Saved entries
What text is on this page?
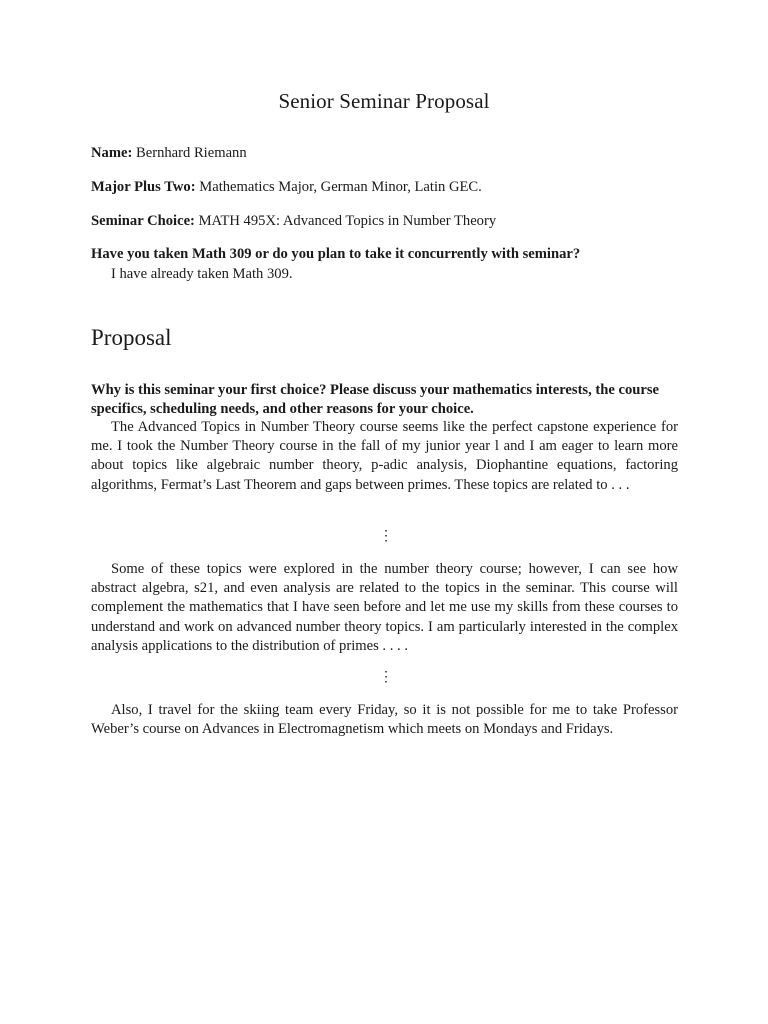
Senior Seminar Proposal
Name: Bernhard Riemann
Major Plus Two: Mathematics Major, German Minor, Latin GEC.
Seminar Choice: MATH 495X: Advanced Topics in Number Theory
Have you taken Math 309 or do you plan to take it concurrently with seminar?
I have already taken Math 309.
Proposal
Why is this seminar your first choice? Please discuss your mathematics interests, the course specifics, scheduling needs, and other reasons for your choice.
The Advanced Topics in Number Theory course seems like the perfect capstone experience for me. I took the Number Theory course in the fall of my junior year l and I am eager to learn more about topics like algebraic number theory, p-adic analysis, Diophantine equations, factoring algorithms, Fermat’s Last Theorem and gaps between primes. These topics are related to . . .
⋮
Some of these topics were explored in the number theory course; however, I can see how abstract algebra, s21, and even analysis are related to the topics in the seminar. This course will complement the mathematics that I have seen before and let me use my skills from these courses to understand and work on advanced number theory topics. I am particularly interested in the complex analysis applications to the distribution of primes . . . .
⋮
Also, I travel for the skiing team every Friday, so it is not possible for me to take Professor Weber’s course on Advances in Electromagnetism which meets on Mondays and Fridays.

▶ Written problem
Make an exact copy of every entry above, minus the images.

▶ Response to the task
What text is on this page?
Senior Seminar Proposal
Name: Bernhard Riemann
Major Plus Two: Mathematics Major, German Minor, Latin GEC.
Seminar Choice: MATH 495X: Advanced Topics in Number Theory
Have you taken Math 309 or do you plan to take it concurrently with seminar?
I have already taken Math 309.
Proposal
Why is this seminar your first choice? Please discuss your mathematics interests, the course specifics, scheduling needs, and other reasons for your choice.
The Advanced Topics in Number Theory course seems like the perfect capstone experience for me. I took the Number Theory course in the fall of my junior year l and I am eager to learn more about topics like algebraic number theory, p-adic analysis, Diophantine equations, factoring algorithms, Fermat’s Last Theorem and gaps between primes. These topics are related to . . .
⋮
Some of these topics were explored in the number theory course; however, I can see how abstract algebra, s21, and even analysis are related to the topics in the seminar. This course will complement the mathematics that I have seen before and let me use my skills from these courses to understand and work on advanced number theory topics. I am particularly interested in the complex analysis applications to the distribution of primes . . . .
⋮
Also, I travel for the skiing team every Friday, so it is not possible for me to take Professor Weber’s course on Advances in Electromagnetism which meets on Mondays and Fridays.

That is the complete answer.